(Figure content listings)
═══

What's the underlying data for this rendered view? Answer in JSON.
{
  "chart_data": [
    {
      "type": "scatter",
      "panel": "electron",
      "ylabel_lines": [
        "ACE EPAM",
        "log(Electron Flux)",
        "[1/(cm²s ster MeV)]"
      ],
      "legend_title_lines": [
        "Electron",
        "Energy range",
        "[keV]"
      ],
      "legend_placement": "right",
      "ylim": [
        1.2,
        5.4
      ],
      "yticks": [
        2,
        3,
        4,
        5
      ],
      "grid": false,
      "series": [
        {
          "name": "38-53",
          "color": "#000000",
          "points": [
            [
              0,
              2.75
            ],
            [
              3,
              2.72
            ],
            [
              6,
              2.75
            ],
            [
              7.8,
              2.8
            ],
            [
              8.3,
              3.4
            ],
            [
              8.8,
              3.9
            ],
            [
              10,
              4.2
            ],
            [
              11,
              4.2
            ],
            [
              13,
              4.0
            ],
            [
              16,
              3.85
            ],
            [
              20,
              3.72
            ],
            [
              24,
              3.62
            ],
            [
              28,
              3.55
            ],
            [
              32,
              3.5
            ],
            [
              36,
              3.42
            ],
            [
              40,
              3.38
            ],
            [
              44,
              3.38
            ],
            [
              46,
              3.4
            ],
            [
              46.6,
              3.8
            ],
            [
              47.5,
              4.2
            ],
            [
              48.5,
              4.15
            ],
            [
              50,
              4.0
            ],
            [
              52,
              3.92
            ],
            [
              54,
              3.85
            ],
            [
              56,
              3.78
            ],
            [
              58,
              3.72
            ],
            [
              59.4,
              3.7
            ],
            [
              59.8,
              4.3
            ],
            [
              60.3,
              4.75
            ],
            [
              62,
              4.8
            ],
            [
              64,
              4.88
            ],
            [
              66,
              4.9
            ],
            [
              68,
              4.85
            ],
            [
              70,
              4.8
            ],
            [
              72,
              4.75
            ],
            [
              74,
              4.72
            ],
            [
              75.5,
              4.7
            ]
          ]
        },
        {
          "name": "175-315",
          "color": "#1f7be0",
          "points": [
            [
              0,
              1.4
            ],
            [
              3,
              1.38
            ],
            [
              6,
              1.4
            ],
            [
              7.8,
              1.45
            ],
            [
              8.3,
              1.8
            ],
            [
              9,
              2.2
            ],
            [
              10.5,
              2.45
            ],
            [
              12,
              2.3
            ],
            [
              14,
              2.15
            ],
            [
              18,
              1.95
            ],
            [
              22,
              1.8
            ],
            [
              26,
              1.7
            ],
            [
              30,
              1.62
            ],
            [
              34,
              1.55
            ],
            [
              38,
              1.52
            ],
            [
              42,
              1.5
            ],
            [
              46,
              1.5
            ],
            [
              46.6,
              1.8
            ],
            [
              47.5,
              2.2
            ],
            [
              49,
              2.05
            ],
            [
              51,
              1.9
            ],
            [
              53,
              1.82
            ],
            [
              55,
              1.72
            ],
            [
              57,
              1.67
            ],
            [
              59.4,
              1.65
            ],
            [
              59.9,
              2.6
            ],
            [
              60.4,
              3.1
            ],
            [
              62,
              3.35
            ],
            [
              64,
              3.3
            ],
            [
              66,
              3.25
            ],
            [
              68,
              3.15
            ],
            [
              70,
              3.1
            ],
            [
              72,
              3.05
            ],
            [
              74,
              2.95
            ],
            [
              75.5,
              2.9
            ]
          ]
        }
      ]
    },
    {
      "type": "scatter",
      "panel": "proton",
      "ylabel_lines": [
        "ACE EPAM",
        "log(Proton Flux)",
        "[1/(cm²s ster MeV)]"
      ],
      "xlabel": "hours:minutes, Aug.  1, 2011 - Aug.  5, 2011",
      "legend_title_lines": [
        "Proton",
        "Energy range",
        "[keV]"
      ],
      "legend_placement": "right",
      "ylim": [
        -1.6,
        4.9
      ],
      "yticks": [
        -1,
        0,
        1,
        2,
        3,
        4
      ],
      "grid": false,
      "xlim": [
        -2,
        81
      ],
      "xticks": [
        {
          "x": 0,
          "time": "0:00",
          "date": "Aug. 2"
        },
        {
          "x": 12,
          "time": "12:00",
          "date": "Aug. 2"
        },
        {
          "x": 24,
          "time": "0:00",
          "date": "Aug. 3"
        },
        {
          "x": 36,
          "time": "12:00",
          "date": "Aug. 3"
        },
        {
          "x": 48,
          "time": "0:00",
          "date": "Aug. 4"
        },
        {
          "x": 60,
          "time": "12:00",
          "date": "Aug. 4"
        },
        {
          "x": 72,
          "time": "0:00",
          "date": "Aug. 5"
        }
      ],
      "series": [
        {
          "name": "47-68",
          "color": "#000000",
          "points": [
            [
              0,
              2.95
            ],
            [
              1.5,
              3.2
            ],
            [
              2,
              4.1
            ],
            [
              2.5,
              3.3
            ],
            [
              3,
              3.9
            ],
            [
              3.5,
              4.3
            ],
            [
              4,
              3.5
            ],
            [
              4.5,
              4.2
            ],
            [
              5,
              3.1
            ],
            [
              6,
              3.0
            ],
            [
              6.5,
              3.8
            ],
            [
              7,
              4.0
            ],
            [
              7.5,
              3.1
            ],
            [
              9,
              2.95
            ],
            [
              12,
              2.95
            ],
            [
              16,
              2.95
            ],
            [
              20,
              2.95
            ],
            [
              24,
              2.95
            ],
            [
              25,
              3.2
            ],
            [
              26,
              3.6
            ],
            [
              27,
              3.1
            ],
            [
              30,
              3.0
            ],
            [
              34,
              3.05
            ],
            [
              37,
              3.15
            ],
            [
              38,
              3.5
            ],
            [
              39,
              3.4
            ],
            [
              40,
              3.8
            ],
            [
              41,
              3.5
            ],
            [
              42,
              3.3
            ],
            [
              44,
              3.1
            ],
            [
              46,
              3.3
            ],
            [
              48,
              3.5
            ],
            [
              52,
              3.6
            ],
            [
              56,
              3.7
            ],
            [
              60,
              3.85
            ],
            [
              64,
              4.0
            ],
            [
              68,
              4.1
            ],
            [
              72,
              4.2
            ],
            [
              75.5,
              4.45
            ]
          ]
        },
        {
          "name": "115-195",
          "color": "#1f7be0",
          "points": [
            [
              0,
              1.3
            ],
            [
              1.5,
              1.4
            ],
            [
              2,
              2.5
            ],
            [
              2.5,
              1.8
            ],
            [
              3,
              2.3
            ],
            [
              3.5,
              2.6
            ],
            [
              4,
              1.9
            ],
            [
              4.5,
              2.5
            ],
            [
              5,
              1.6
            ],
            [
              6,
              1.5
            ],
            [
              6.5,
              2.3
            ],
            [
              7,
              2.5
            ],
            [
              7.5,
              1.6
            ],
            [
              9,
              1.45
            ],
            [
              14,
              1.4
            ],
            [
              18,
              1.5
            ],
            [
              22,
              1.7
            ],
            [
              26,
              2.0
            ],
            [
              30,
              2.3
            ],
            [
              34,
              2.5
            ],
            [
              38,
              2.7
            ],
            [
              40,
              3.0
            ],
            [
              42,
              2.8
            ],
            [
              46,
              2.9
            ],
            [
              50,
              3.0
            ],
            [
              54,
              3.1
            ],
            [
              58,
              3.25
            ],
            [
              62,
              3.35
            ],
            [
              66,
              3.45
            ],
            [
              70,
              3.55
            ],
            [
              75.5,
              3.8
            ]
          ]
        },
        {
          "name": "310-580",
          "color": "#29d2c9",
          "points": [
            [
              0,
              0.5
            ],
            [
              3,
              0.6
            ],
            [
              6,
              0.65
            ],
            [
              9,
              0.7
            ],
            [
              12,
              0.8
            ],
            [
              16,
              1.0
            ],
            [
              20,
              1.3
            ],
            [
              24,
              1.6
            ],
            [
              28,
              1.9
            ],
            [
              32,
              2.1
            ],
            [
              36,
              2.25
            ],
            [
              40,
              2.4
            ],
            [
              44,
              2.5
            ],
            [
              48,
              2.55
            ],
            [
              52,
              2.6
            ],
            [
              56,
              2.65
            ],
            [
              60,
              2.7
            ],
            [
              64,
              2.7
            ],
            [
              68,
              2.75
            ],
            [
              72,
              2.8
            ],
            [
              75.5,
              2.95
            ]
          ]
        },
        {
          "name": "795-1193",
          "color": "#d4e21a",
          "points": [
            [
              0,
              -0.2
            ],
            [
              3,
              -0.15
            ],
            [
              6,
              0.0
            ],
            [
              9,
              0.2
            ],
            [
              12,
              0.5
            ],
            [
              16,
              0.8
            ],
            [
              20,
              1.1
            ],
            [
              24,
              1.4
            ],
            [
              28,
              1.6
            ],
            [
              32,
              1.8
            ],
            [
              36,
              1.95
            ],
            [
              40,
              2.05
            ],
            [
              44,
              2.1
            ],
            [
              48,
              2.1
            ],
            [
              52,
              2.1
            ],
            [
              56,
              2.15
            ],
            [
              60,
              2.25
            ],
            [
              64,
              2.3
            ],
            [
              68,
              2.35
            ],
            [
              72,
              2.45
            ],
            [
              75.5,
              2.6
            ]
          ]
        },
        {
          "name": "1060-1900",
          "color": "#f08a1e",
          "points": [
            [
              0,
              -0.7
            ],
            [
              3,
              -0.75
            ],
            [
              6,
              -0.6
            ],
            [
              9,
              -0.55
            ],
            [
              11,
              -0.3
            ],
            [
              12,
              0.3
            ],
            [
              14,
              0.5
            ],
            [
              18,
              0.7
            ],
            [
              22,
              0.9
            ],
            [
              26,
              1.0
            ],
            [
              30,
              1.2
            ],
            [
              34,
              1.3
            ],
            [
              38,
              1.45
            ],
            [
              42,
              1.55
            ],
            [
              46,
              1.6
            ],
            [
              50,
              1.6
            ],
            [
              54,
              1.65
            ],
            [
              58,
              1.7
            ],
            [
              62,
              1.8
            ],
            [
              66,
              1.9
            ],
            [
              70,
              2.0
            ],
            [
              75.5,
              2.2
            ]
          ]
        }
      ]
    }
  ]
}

═══

-- WHAT IS NEEDED --
Find the lines holding "name" and list every one.

-- ANSWER TO THE PROBLEM --
          "name": "38-53",
          "name": "175-315",
          "name": "47-68",
          "name": "115-195",
          "name": "310-580",
          "name": "795-1193",
          "name": "1060-1900",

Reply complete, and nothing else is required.